▶ Entries
· · · ·

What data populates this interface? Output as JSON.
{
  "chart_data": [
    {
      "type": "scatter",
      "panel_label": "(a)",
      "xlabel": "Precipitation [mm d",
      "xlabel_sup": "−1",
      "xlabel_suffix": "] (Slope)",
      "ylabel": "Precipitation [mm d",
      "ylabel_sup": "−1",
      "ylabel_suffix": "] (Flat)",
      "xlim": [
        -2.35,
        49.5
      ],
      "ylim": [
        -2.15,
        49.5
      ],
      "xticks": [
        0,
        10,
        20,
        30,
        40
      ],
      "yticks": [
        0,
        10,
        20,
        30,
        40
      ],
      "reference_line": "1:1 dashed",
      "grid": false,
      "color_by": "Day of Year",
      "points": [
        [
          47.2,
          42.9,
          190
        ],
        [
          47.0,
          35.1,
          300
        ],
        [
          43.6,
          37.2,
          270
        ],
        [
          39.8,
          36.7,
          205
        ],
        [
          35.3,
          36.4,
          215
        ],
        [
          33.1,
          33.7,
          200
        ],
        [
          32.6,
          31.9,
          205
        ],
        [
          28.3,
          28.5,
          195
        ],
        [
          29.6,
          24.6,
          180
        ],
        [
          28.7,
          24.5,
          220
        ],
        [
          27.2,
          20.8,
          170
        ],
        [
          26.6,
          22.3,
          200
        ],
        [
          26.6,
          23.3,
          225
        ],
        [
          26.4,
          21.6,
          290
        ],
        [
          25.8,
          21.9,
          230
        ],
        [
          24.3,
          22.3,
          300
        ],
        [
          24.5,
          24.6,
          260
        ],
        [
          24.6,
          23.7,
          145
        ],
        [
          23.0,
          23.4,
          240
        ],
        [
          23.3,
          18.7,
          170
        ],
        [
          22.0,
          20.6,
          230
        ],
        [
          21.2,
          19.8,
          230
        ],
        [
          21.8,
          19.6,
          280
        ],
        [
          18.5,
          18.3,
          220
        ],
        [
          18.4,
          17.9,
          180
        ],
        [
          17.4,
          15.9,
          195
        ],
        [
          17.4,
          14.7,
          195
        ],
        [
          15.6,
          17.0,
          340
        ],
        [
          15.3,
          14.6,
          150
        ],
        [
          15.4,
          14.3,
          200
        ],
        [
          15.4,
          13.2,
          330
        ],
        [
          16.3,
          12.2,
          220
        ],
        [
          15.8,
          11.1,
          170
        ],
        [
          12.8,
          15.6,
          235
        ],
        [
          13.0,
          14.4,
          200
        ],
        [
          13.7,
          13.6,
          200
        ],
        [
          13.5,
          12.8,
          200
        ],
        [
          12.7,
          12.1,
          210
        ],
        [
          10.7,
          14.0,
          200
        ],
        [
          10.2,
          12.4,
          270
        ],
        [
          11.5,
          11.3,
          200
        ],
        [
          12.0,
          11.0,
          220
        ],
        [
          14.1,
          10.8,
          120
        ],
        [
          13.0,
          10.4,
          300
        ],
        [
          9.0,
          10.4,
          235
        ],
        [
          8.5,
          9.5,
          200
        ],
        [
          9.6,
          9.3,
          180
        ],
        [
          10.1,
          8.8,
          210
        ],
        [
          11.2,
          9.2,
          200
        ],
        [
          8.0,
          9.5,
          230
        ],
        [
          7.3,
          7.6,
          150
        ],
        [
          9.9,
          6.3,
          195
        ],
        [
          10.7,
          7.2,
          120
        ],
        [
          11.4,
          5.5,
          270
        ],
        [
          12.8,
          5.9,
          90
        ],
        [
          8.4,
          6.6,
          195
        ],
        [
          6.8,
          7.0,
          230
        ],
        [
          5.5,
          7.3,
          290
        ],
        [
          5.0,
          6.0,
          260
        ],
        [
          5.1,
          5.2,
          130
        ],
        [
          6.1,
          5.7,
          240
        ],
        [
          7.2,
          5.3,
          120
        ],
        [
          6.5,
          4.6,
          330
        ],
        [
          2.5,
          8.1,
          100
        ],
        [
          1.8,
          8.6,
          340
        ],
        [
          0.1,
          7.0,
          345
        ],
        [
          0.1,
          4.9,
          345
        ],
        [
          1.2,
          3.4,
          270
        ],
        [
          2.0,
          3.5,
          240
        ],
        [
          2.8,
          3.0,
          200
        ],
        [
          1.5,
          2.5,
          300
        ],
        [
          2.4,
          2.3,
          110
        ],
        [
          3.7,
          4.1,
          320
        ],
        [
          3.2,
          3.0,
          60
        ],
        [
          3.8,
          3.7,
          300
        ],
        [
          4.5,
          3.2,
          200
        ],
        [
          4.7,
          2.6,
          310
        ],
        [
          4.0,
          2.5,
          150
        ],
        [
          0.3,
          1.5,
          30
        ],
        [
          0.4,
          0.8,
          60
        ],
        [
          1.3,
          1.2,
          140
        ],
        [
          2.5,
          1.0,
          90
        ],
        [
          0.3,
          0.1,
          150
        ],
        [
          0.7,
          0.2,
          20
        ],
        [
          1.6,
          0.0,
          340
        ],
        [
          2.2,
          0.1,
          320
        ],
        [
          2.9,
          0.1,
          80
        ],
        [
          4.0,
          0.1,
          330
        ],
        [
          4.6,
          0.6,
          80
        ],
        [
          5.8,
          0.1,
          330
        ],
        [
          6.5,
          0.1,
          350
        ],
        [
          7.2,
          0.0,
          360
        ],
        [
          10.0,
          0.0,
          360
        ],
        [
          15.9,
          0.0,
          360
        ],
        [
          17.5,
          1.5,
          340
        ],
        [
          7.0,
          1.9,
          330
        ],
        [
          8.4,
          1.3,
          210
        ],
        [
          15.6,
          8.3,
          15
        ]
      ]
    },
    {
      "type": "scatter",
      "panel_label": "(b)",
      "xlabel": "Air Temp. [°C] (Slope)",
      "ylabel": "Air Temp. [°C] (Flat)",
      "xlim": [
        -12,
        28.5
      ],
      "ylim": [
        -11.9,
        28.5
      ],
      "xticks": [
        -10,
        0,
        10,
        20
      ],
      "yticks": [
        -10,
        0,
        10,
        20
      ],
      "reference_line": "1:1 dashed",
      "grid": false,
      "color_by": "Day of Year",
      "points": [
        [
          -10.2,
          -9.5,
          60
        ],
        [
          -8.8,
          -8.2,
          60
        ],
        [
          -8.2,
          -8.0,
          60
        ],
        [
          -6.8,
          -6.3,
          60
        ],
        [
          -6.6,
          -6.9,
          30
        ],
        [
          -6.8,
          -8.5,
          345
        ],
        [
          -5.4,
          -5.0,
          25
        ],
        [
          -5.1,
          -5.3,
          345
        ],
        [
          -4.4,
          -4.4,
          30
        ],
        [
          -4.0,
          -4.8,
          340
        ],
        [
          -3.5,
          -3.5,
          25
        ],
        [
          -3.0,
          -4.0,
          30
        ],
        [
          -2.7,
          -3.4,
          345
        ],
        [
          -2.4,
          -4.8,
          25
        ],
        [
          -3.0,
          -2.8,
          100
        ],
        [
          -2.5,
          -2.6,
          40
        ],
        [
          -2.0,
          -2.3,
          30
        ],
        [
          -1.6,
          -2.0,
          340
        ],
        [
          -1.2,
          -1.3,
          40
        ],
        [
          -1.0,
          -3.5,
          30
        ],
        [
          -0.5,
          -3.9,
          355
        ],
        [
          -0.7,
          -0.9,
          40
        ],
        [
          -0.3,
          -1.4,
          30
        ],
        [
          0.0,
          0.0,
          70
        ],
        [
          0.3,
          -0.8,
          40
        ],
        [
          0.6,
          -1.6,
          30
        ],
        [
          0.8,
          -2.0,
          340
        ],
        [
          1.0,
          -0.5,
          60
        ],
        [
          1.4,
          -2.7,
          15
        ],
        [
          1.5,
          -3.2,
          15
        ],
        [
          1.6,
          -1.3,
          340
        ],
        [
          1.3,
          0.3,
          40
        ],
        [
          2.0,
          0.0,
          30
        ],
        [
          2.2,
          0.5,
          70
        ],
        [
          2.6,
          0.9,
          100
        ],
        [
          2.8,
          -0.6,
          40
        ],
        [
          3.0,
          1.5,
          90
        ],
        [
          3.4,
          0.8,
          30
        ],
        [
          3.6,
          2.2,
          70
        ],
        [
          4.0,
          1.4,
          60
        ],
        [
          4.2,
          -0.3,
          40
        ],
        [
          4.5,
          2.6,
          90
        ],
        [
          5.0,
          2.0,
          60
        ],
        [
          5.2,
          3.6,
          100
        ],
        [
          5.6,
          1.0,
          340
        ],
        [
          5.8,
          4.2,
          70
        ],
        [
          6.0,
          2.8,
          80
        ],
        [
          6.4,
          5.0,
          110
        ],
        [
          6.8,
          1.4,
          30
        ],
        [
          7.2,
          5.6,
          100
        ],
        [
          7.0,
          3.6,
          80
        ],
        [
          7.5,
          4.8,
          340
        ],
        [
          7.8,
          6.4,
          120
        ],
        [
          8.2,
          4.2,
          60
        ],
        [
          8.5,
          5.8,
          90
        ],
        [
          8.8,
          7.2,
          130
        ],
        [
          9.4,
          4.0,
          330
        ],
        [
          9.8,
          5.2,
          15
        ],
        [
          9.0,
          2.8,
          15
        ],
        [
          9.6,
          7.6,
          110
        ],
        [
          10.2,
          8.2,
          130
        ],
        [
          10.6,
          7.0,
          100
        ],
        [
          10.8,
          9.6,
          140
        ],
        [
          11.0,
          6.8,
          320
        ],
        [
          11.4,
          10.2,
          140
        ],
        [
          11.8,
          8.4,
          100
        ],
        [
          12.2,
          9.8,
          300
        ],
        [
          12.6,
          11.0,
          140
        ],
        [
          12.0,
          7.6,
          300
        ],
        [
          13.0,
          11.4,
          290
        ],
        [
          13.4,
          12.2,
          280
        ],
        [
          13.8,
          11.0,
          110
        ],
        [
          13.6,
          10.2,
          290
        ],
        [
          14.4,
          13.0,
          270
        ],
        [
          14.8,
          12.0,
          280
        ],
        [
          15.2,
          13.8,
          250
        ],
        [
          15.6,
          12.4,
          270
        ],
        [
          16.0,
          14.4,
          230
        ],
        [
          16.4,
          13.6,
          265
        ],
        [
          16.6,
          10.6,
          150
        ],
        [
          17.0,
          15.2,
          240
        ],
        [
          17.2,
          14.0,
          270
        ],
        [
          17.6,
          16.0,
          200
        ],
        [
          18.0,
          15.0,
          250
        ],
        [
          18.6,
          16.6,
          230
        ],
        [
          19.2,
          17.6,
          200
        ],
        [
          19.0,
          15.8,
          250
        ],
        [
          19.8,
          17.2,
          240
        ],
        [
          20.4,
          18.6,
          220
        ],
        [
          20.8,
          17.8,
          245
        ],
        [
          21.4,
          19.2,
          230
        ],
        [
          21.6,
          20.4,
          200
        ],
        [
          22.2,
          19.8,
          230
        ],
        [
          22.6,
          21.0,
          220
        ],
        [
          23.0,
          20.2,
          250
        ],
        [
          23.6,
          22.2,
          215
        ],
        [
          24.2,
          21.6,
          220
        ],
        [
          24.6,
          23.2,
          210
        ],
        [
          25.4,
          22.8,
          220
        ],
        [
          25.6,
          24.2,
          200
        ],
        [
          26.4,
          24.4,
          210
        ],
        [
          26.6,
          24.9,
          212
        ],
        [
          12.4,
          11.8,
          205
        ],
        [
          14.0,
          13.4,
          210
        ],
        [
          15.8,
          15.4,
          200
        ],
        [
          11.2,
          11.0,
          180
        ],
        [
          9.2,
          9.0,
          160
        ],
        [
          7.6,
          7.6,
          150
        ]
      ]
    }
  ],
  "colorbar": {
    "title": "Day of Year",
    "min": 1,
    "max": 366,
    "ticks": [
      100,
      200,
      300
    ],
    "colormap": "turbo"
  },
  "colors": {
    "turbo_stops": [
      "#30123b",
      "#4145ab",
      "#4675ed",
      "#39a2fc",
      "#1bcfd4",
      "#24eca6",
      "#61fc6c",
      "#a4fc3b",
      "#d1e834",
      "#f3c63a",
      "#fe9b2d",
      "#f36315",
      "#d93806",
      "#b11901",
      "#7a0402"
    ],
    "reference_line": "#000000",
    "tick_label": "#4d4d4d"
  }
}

· · · ·

▶ Task
The answer is the number of lines in the preceding material that hold "Temp"; write that number and nothing else.

▶ Task answer
2